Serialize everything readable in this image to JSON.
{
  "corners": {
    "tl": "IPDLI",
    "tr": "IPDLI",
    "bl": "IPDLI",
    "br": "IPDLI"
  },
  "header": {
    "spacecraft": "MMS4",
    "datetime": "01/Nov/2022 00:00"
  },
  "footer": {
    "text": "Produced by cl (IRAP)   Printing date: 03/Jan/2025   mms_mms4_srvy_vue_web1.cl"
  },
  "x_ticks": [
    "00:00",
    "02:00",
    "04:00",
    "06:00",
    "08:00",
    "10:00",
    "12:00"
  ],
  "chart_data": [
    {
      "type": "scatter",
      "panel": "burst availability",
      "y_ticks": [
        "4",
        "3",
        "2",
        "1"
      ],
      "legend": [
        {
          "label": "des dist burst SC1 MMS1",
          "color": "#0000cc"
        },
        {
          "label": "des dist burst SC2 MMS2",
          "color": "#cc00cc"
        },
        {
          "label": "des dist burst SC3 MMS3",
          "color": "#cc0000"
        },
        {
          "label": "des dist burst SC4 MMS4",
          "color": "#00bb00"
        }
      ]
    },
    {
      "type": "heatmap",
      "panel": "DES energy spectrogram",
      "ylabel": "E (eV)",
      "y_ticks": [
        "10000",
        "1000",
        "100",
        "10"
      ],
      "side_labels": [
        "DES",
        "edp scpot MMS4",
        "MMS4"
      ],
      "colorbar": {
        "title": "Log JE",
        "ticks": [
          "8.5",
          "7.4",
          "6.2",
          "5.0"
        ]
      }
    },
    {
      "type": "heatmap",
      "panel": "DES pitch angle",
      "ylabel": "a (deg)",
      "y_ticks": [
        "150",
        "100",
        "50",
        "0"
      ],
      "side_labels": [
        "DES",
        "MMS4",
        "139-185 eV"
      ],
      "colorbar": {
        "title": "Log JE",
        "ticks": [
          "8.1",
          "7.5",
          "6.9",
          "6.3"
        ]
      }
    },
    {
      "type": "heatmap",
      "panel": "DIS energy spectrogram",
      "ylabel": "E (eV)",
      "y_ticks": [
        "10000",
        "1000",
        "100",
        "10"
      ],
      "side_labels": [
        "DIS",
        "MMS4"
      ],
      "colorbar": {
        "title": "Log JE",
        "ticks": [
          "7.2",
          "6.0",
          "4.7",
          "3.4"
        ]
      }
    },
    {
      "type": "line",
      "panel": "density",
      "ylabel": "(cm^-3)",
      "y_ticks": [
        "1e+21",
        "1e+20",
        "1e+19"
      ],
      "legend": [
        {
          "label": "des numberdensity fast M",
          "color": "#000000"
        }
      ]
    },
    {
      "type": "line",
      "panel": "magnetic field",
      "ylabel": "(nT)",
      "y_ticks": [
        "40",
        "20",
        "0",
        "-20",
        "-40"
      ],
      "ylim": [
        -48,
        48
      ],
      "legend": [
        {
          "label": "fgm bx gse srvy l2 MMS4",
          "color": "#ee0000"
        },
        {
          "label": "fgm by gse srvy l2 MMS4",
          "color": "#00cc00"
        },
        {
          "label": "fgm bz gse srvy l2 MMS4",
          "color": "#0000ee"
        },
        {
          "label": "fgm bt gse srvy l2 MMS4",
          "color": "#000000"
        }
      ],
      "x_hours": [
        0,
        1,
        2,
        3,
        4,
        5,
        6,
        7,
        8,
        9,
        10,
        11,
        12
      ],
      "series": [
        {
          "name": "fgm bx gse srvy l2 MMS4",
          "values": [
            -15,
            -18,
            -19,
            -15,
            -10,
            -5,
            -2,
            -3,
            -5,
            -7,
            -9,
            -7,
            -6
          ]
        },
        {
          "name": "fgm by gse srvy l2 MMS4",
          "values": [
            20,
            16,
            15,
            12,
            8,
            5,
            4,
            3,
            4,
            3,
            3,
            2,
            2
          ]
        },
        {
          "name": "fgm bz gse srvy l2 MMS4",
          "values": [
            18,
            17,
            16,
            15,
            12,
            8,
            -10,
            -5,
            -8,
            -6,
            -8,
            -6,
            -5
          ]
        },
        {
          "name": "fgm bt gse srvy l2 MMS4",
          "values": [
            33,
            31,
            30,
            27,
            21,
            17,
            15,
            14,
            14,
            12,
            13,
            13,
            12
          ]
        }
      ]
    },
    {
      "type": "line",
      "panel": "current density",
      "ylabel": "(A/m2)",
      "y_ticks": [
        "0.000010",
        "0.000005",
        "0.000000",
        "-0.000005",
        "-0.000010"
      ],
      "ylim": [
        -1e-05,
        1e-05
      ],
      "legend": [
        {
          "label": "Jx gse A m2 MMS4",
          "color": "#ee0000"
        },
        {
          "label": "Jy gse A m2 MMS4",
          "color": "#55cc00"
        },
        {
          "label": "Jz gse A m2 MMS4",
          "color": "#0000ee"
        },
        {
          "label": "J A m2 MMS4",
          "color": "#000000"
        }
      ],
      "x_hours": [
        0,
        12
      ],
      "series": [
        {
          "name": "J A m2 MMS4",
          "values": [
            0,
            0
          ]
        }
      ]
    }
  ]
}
==============================
Exactly as written, please output every entry.

(Output of the exercise)
Serialize everything readable in this image to JSON.
{
  "corners": {
    "tl": "IPDLI",
    "tr": "IPDLI",
    "bl": "IPDLI",
    "br": "IPDLI"
  },
  "header": {
    "spacecraft": "MMS4",
    "datetime": "01/Nov/2022 00:00"
  },
  "footer": {
    "text": "Produced by cl (IRAP)   Printing date: 03/Jan/2025   mms_mms4_srvy_vue_web1.cl"
  },
  "x_ticks": [
    "00:00",
    "02:00",
    "04:00",
    "06:00",
    "08:00",
    "10:00",
    "12:00"
  ],
  "chart_data": [
    {
      "type": "scatter",
      "panel": "burst availability",
      "y_ticks": [
        "4",
        "3",
        "2",
        "1"
      ],
      "legend": [
        {
          "label": "des dist burst SC1 MMS1",
          "color": "#0000cc"
        },
        {
          "label": "des dist burst SC2 MMS2",
          "color": "#cc00cc"
        },
        {
          "label": "des dist burst SC3 MMS3",
          "color": "#cc0000"
        },
        {
          "label": "des dist burst SC4 MMS4",
          "color": "#00bb00"
        }
      ]
    },
    {
      "type": "heatmap",
      "panel": "DES energy spectrogram",
      "ylabel": "E (eV)",
      "y_ticks": [
        "10000",
        "1000",
        "100",
        "10"
      ],
      "side_labels": [
        "DES",
        "edp scpot MMS4",
        "MMS4"
      ],
      "colorbar": {
        "title": "Log JE",
        "ticks": [
          "8.5",
          "7.4",
          "6.2",
          "5.0"
        ]
      }
    },
    {
      "type": "heatmap",
      "panel": "DES pitch angle",
      "ylabel": "a (deg)",
      "y_ticks": [
        "150",
        "100",
        "50",
        "0"
      ],
      "side_labels": [
        "DES",
        "MMS4",
        "139-185 eV"
      ],
      "colorbar": {
        "title": "Log JE",
        "ticks": [
          "8.1",
          "7.5",
          "6.9",
          "6.3"
        ]
      }
    },
    {
      "type": "heatmap",
      "panel": "DIS energy spectrogram",
      "ylabel": "E (eV)",
      "y_ticks": [
        "10000",
        "1000",
        "100",
        "10"
      ],
      "side_labels": [
        "DIS",
        "MMS4"
      ],
      "colorbar": {
        "title": "Log JE",
        "ticks": [
          "7.2",
          "6.0",
          "4.7",
          "3.4"
        ]
      }
    },
    {
      "type": "line",
      "panel": "density",
      "ylabel": "(cm^-3)",
      "y_ticks": [
        "1e+21",
        "1e+20",
        "1e+19"
      ],
      "legend": [
        {
          "label": "des numberdensity fast M",
          "color": "#000000"
        }
      ]
    },
    {
      "type": "line",
      "panel": "magnetic field",
      "ylabel": "(nT)",
      "y_ticks": [
        "40",
        "20",
        "0",
        "-20",
        "-40"
      ],
      "ylim": [
        -48,
        48
      ],
      "legend": [
        {
          "label": "fgm bx gse srvy l2 MMS4",
          "color": "#ee0000"
        },
        {
          "label": "fgm by gse srvy l2 MMS4",
          "color": "#00cc00"
        },
        {
          "label": "fgm bz gse srvy l2 MMS4",
          "color": "#0000ee"
        },
        {
          "label": "fgm bt gse srvy l2 MMS4",
          "color": "#000000"
        }
      ],
      "x_hours": [
        0,
        1,
        2,
        3,
        4,
        5,
        6,
        7,
        8,
        9,
        10,
        11,
        12
      ],
      "series": [
        {
          "name": "fgm bx gse srvy l2 MMS4",
          "values": [
            -15,
            -18,
            -19,
            -15,
            -10,
            -5,
            -2,
            -3,
            -5,
            -7,
            -9,
            -7,
            -6
          ]
        },
        {
          "name": "fgm by gse srvy l2 MMS4",
          "values": [
            20,
            16,
            15,
            12,
            8,
            5,
            4,
            3,
            4,
            3,
            3,
            2,
            2
          ]
        },
        {
          "name": "fgm bz gse srvy l2 MMS4",
          "values": [
            18,
            17,
            16,
            15,
            12,
            8,
            -10,
            -5,
            -8,
            -6,
            -8,
            -6,
            -5
          ]
        },
        {
          "name": "fgm bt gse srvy l2 MMS4",
          "values": [
            33,
            31,
            30,
            27,
            21,
            17,
            15,
            14,
            14,
            12,
            13,
            13,
            12
          ]
        }
      ]
    },
    {
      "type": "line",
      "panel": "current density",
      "ylabel": "(A/m2)",
      "y_ticks": [
        "0.000010",
        "0.000005",
        "0.000000",
        "-0.000005",
        "-0.000010"
      ],
      "ylim": [
        -1e-05,
        1e-05
      ],
      "legend": [
        {
          "label": "Jx gse A m2 MMS4",
          "color": "#ee0000"
        },
        {
          "label": "Jy gse A m2 MMS4",
          "color": "#55cc00"
        },
        {
          "label": "Jz gse A m2 MMS4",
          "color": "#0000ee"
        },
        {
          "label": "J A m2 MMS4",
          "color": "#000000"
        }
      ],
      "x_hours": [
        0,
        12
      ],
      "series": [
        {
          "name": "J A m2 MMS4",
          "values": [
            0,
            0
          ]
        }
      ]
    }
  ]
}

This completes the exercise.